### [DATASET ENTRIES]
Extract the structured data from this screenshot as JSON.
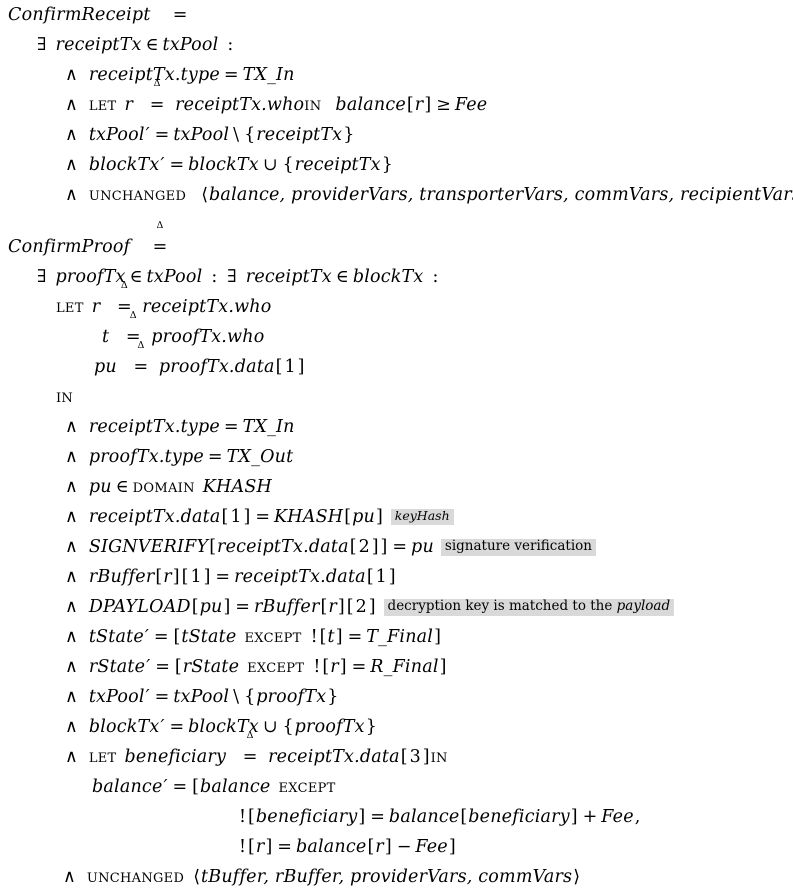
{
  "document": {
    "kind": "tla-plus-specification",
    "operators": [
      {
        "name": "ConfirmReceipt",
        "defined_as": "≜",
        "lines": [
          {
            "id": "cr-exists",
            "text": "∃ receiptTx ∈ txPool :"
          },
          {
            "id": "cr-1",
            "text": "∧ receiptTx.type = TX_In"
          },
          {
            "id": "cr-2",
            "text": "∧ LET r ≜ receiptTx.who IN balance[r] ≥ Fee"
          },
          {
            "id": "cr-3",
            "text": "∧ txPool′ = txPool \\ {receiptTx}"
          },
          {
            "id": "cr-4",
            "text": "∧ blockTx′ = blockTx ∪ {receiptTx}"
          },
          {
            "id": "cr-5",
            "text": "∧ UNCHANGED ⟨balance, providerVars, transporterVars, commVars, recipientVars⟩"
          }
        ]
      },
      {
        "name": "ConfirmProof",
        "defined_as": "≜",
        "lines": [
          {
            "id": "cp-exists",
            "text": "∃ proofTx ∈ txPool : ∃ receiptTx ∈ blockTx :"
          },
          {
            "id": "cp-let-r",
            "text": "LET r ≜ receiptTx.who"
          },
          {
            "id": "cp-let-t",
            "text": "t ≜ proofTx.who"
          },
          {
            "id": "cp-let-pu",
            "text": "pu ≜ proofTx.data[1]"
          },
          {
            "id": "cp-in",
            "text": "IN"
          },
          {
            "id": "cp-1",
            "text": "∧ receiptTx.type = TX_In"
          },
          {
            "id": "cp-2",
            "text": "∧ proofTx.type = TX_Out"
          },
          {
            "id": "cp-3",
            "text": "∧ pu ∈ DOMAIN KHASH"
          },
          {
            "id": "cp-4",
            "text": "∧ receiptTx.data[1] = KHASH[pu]"
          },
          {
            "id": "cp-5",
            "text": "∧ SIGNVERIFY[receiptTx.data[2]] = pu"
          },
          {
            "id": "cp-6",
            "text": "∧ rBuffer[r][1] = receiptTx.data[1]"
          },
          {
            "id": "cp-7",
            "text": "∧ DPAYLOAD[pu] = rBuffer[r][2]"
          },
          {
            "id": "cp-8",
            "text": "∧ tState′ = [tState EXCEPT ![t] = T_Final]"
          },
          {
            "id": "cp-9",
            "text": "∧ rState′ = [rState EXCEPT ![r] = R_Final]"
          },
          {
            "id": "cp-10",
            "text": "∧ txPool′ = txPool \\ {proofTx}"
          },
          {
            "id": "cp-11",
            "text": "∧ blockTx′ = blockTx ∪ {proofTx}"
          },
          {
            "id": "cp-12",
            "text": "∧ LET beneficiary ≜ receiptTx.data[3] IN"
          },
          {
            "id": "cp-13",
            "text": "balance′ = [balance EXCEPT"
          },
          {
            "id": "cp-14",
            "text": "![beneficiary] = balance[beneficiary] + Fee,"
          },
          {
            "id": "cp-15",
            "text": "![r] = balance[r] − Fee]"
          },
          {
            "id": "cp-16",
            "text": "∧ UNCHANGED ⟨tBuffer, rBuffer, providerVars, commVars⟩"
          }
        ]
      }
    ]
  },
  "symbols": {
    "defined_as": "≜",
    "delta": "Δ",
    "equals": "=",
    "exists": "∃",
    "in": "∈",
    "and": "∧",
    "geq": "≥",
    "setminus": "\\",
    "union": "∪",
    "minus": "−",
    "plus": "+",
    "prime": "′",
    "bang": "!",
    "colon": ":",
    "comma": ",",
    "angle_open": "⟨",
    "angle_close": "⟩",
    "brace_open": "{",
    "brace_close": "}",
    "bracket_open": "[",
    "bracket_close": "]"
  },
  "keywords": {
    "let": "LET",
    "in": "IN",
    "except": "EXCEPT",
    "domain": "DOMAIN",
    "unchanged": "UNCHANGED"
  },
  "op1": {
    "name": "ConfirmReceipt",
    "bound_var": "receiptTx",
    "bound_set": "txPool",
    "type_field": "receiptTx.type",
    "type_value": "TX_In",
    "let_var": "r",
    "let_val": "receiptTx.who",
    "balance": "balance",
    "balance_index": "r",
    "fee": "Fee",
    "txpool_prime": "txPool",
    "txpool": "txPool",
    "blocktx_prime": "blockTx",
    "blocktx": "blockTx",
    "unchanged_tuple": "balance, providerVars, transporterVars, commVars, recipientVars"
  },
  "op2": {
    "name": "ConfirmProof",
    "bound_var_1": "proofTx",
    "bound_set_1": "txPool",
    "bound_var_2": "receiptTx",
    "bound_set_2": "blockTx",
    "let_r": "r",
    "let_r_val": "receiptTx.who",
    "let_t": "t",
    "let_t_val": "proofTx.who",
    "let_pu": "pu",
    "let_pu_val_base": "proofTx.data",
    "let_pu_val_index": "1",
    "receipt_type": "receiptTx.type",
    "receipt_type_value": "TX_In",
    "proof_type": "proofTx.type",
    "proof_type_value": "TX_Out",
    "pu": "pu",
    "khash": "KHASH",
    "receipt_data": "receiptTx.data",
    "idx1": "1",
    "idx2": "2",
    "idx3": "3",
    "signverify": "SIGNVERIFY",
    "rbuffer": "rBuffer",
    "r": "r",
    "dpayload": "DPAYLOAD",
    "tstate": "tState",
    "t": "t",
    "t_final": "T_Final",
    "rstate": "rState",
    "r_final": "R_Final",
    "txpool": "txPool",
    "blocktx": "blockTx",
    "proof_tx": "proofTx",
    "beneficiary": "beneficiary",
    "balance": "balance",
    "fee": "Fee",
    "unchanged_tuple": "tBuffer, rBuffer, providerVars, commVars"
  },
  "annotations": [
    {
      "id": "note-keyhash",
      "text": "keyHash",
      "style": "italic",
      "attached_to": "cp-4",
      "background": "#d9d9d9"
    },
    {
      "id": "note-signature",
      "text": "signature verification",
      "style": "roman",
      "attached_to": "cp-5",
      "background": "#d9d9d9"
    },
    {
      "id": "note-decryption",
      "text_before": "decryption key is matched to the ",
      "text_emphasis": "payload",
      "style": "roman-with-italic-tail",
      "attached_to": "cp-7",
      "background": "#d9d9d9"
    }
  ],
  "colors": {
    "background": "#ffffff",
    "text": "#000000",
    "highlight": "#d9d9d9"
  }
}
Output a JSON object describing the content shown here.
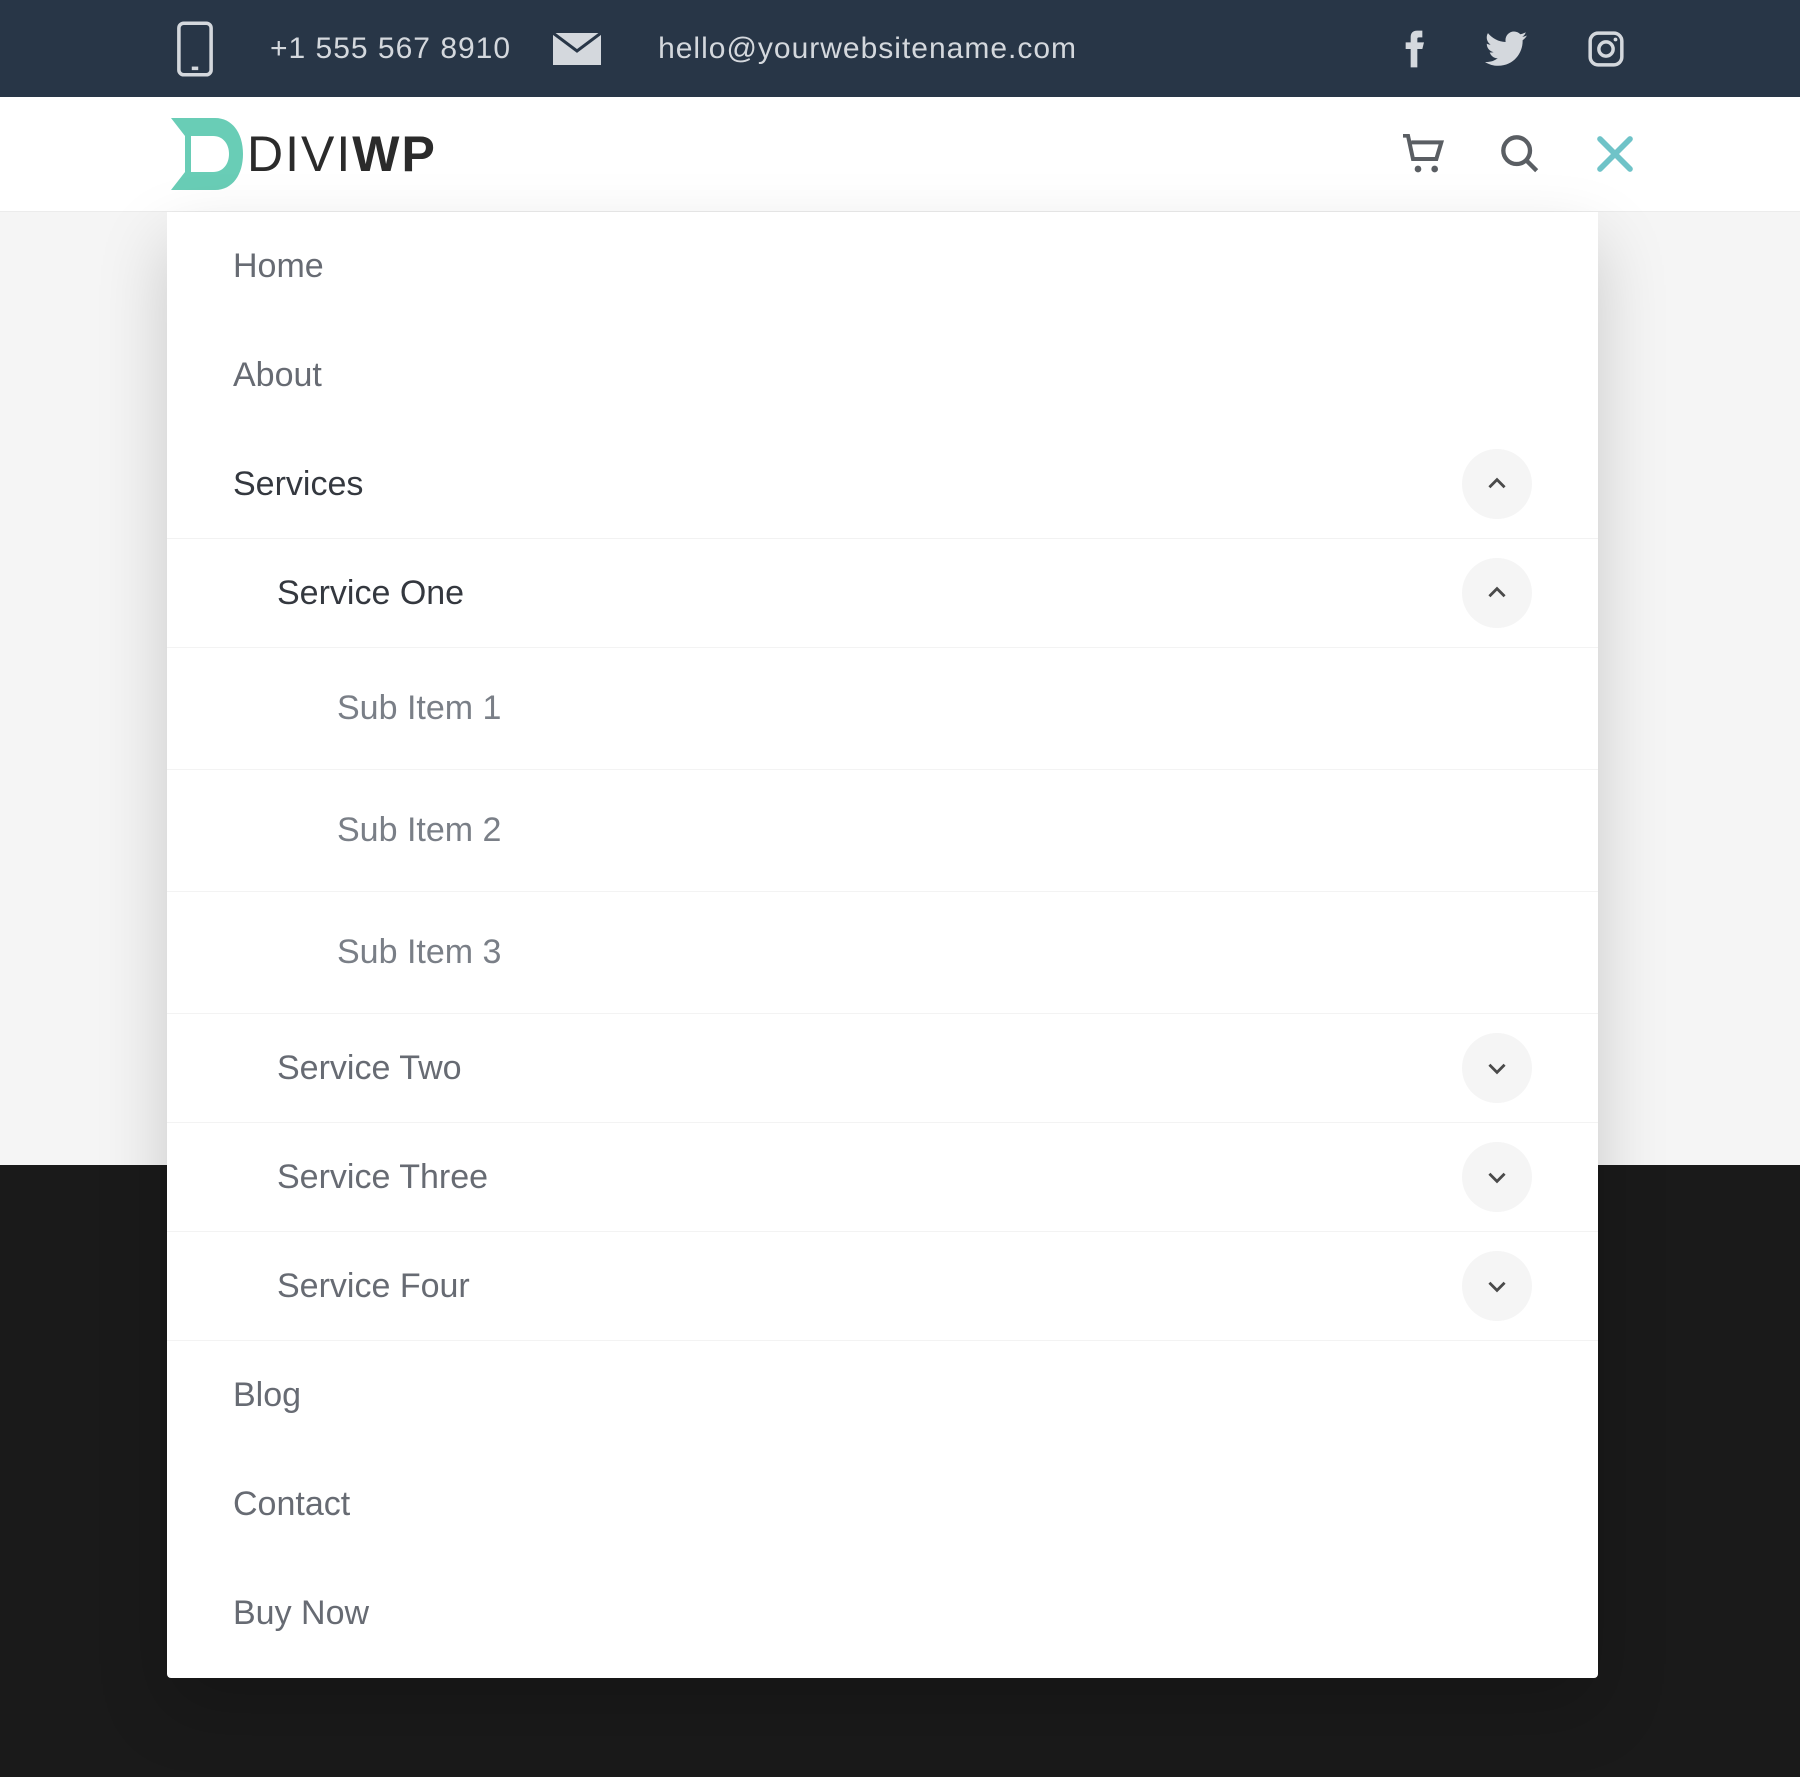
{
  "topbar": {
    "phone": "+1 555 567 8910",
    "email": "hello@yourwebsitename.com"
  },
  "logo": {
    "text_divi": "DIVI",
    "text_wp": "WP"
  },
  "menu": {
    "home": "Home",
    "about": "About",
    "services": "Services",
    "service_one": "Service One",
    "sub1": "Sub Item 1",
    "sub2": "Sub Item 2",
    "sub3": "Sub Item 3",
    "service_two": "Service Two",
    "service_three": "Service Three",
    "service_four": "Service Four",
    "blog": "Blog",
    "contact": "Contact",
    "buy_now": "Buy Now"
  }
}
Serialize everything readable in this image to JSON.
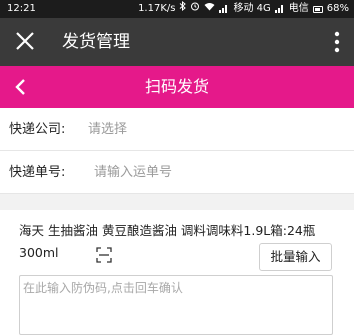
{
  "status_bar": {
    "time": "12:21",
    "net_speed": "1.17K/s",
    "carrier1": "移动 4G",
    "carrier2": "电信",
    "battery": "68%"
  },
  "title_bar": {
    "title": "发货管理",
    "close_icon": "close-icon",
    "more_icon": "more-vertical-icon"
  },
  "nav_bar": {
    "title": "扫码发货",
    "back_icon": "chevron-left-icon",
    "background_color": "#e5198a"
  },
  "form": {
    "courier_label": "快递公司:",
    "courier_value": "请选择",
    "tracking_label": "快递单号:",
    "tracking_placeholder": "请输入运单号"
  },
  "product": {
    "name": "海天 生抽酱油 黄豆酿造酱油 调料调味料1.9L箱:24瓶 300ml",
    "scan_icon": "scan-icon",
    "batch_button": "批量输入",
    "code_placeholder": "在此输入防伪码,点击回车确认"
  }
}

### [PROBLEM STATEMENT]
The material above holds pictures; copy everything else in it exactly.

### [COMPLETED EXERCISE]
Extract the structured data from this screenshot as JSON.
{
  "document": {
    "kind": "tla-plus-specification",
    "operators": [
      {
        "name": "ConfirmReceipt",
        "defined_as": "≜",
        "lines": [
          {
            "id": "cr-exists",
            "text": "∃ receiptTx ∈ txPool :"
          },
          {
            "id": "cr-1",
            "text": "∧ receiptTx.type = TX_In"
          },
          {
            "id": "cr-2",
            "text": "∧ LET r ≜ receiptTx.who IN balance[r] ≥ Fee"
          },
          {
            "id": "cr-3",
            "text": "∧ txPool′ = txPool \\ {receiptTx}"
          },
          {
            "id": "cr-4",
            "text": "∧ blockTx′ = blockTx ∪ {receiptTx}"
          },
          {
            "id": "cr-5",
            "text": "∧ UNCHANGED ⟨balance, providerVars, transporterVars, commVars, recipientVars⟩"
          }
        ]
      },
      {
        "name": "ConfirmProof",
        "defined_as": "≜",
        "lines": [
          {
            "id": "cp-exists",
            "text": "∃ proofTx ∈ txPool : ∃ receiptTx ∈ blockTx :"
          },
          {
            "id": "cp-let-r",
            "text": "LET r ≜ receiptTx.who"
          },
          {
            "id": "cp-let-t",
            "text": "t ≜ proofTx.who"
          },
          {
            "id": "cp-let-pu",
            "text": "pu ≜ proofTx.data[1]"
          },
          {
            "id": "cp-in",
            "text": "IN"
          },
          {
            "id": "cp-1",
            "text": "∧ receiptTx.type = TX_In"
          },
          {
            "id": "cp-2",
            "text": "∧ proofTx.type = TX_Out"
          },
          {
            "id": "cp-3",
            "text": "∧ pu ∈ DOMAIN KHASH"
          },
          {
            "id": "cp-4",
            "text": "∧ receiptTx.data[1] = KHASH[pu]"
          },
          {
            "id": "cp-5",
            "text": "∧ SIGNVERIFY[receiptTx.data[2]] = pu"
          },
          {
            "id": "cp-6",
            "text": "∧ rBuffer[r][1] = receiptTx.data[1]"
          },
          {
            "id": "cp-7",
            "text": "∧ DPAYLOAD[pu] = rBuffer[r][2]"
          },
          {
            "id": "cp-8",
            "text": "∧ tState′ = [tState EXCEPT ![t] = T_Final]"
          },
          {
            "id": "cp-9",
            "text": "∧ rState′ = [rState EXCEPT ![r] = R_Final]"
          },
          {
            "id": "cp-10",
            "text": "∧ txPool′ = txPool \\ {proofTx}"
          },
          {
            "id": "cp-11",
            "text": "∧ blockTx′ = blockTx ∪ {proofTx}"
          },
          {
            "id": "cp-12",
            "text": "∧ LET beneficiary ≜ receiptTx.data[3] IN"
          },
          {
            "id": "cp-13",
            "text": "balance′ = [balance EXCEPT"
          },
          {
            "id": "cp-14",
            "text": "![beneficiary] = balance[beneficiary] + Fee,"
          },
          {
            "id": "cp-15",
            "text": "![r] = balance[r] − Fee]"
          },
          {
            "id": "cp-16",
            "text": "∧ UNCHANGED ⟨tBuffer, rBuffer, providerVars, commVars⟩"
          }
        ]
      }
    ]
  },
  "symbols": {
    "defined_as": "≜",
    "delta": "Δ",
    "equals": "=",
    "exists": "∃",
    "in": "∈",
    "and": "∧",
    "geq": "≥",
    "setminus": "\\",
    "union": "∪",
    "minus": "−",
    "plus": "+",
    "prime": "′",
    "bang": "!",
    "colon": ":",
    "comma": ",",
    "angle_open": "⟨",
    "angle_close": "⟩",
    "brace_open": "{",
    "brace_close": "}",
    "bracket_open": "[",
    "bracket_close": "]"
  },
  "keywords": {
    "let": "LET",
    "in": "IN",
    "except": "EXCEPT",
    "domain": "DOMAIN",
    "unchanged": "UNCHANGED"
  },
  "op1": {
    "name": "ConfirmReceipt",
    "bound_var": "receiptTx",
    "bound_set": "txPool",
    "type_field": "receiptTx.type",
    "type_value": "TX_In",
    "let_var": "r",
    "let_val": "receiptTx.who",
    "balance": "balance",
    "balance_index": "r",
    "fee": "Fee",
    "txpool_prime": "txPool",
    "txpool": "txPool",
    "blocktx_prime": "blockTx",
    "blocktx": "blockTx",
    "unchanged_tuple": "balance, providerVars, transporterVars, commVars, recipientVars"
  },
  "op2": {
    "name": "ConfirmProof",
    "bound_var_1": "proofTx",
    "bound_set_1": "txPool",
    "bound_var_2": "receiptTx",
    "bound_set_2": "blockTx",
    "let_r": "r",
    "let_r_val": "receiptTx.who",
    "let_t": "t",
    "let_t_val": "proofTx.who",
    "let_pu": "pu",
    "let_pu_val_base": "proofTx.data",
    "let_pu_val_index": "1",
    "receipt_type": "receiptTx.type",
    "receipt_type_value": "TX_In",
    "proof_type": "proofTx.type",
    "proof_type_value": "TX_Out",
    "pu": "pu",
    "khash": "KHASH",
    "receipt_data": "receiptTx.data",
    "idx1": "1",
    "idx2": "2",
    "idx3": "3",
    "signverify": "SIGNVERIFY",
    "rbuffer": "rBuffer",
    "r": "r",
    "dpayload": "DPAYLOAD",
    "tstate": "tState",
    "t": "t",
    "t_final": "T_Final",
    "rstate": "rState",
    "r_final": "R_Final",
    "txpool": "txPool",
    "blocktx": "blockTx",
    "proof_tx": "proofTx",
    "beneficiary": "beneficiary",
    "balance": "balance",
    "fee": "Fee",
    "unchanged_tuple": "tBuffer, rBuffer, providerVars, commVars"
  },
  "annotations": [
    {
      "id": "note-keyhash",
      "text": "keyHash",
      "style": "italic",
      "attached_to": "cp-4",
      "background": "#d9d9d9"
    },
    {
      "id": "note-signature",
      "text": "signature verification",
      "style": "roman",
      "attached_to": "cp-5",
      "background": "#d9d9d9"
    },
    {
      "id": "note-decryption",
      "text_before": "decryption key is matched to the ",
      "text_emphasis": "payload",
      "style": "roman-with-italic-tail",
      "attached_to": "cp-7",
      "background": "#d9d9d9"
    }
  ],
  "colors": {
    "background": "#ffffff",
    "text": "#000000",
    "highlight": "#d9d9d9"
  }
}
Output a JSON object describing the content shown here.
{
  "topbar": {
    "phone": "+1 555 567 8910",
    "email": "hello@yourwebsitename.com"
  },
  "logo": {
    "text_divi": "DIVI",
    "text_wp": "WP"
  },
  "menu": {
    "home": "Home",
    "about": "About",
    "services": "Services",
    "service_one": "Service One",
    "sub1": "Sub Item 1",
    "sub2": "Sub Item 2",
    "sub3": "Sub Item 3",
    "service_two": "Service Two",
    "service_three": "Service Three",
    "service_four": "Service Four",
    "blog": "Blog",
    "contact": "Contact",
    "buy_now": "Buy Now"
  }
}
Serialize everything readable in this image to JSON.
{
  "status_bar": {
    "time": "12:21",
    "net_speed": "1.17K/s",
    "carrier1": "移动 4G",
    "carrier2": "电信",
    "battery": "68%"
  },
  "title_bar": {
    "title": "发货管理",
    "close_icon": "close-icon",
    "more_icon": "more-vertical-icon"
  },
  "nav_bar": {
    "title": "扫码发货",
    "back_icon": "chevron-left-icon",
    "background_color": "#e5198a"
  },
  "form": {
    "courier_label": "快递公司:",
    "courier_value": "请选择",
    "tracking_label": "快递单号:",
    "tracking_placeholder": "请输入运单号"
  },
  "product": {
    "name": "海天 生抽酱油 黄豆酿造酱油 调料调味料1.9L箱:24瓶 300ml",
    "scan_icon": "scan-icon",
    "batch_button": "批量输入",
    "code_placeholder": "在此输入防伪码,点击回车确认"
  }
}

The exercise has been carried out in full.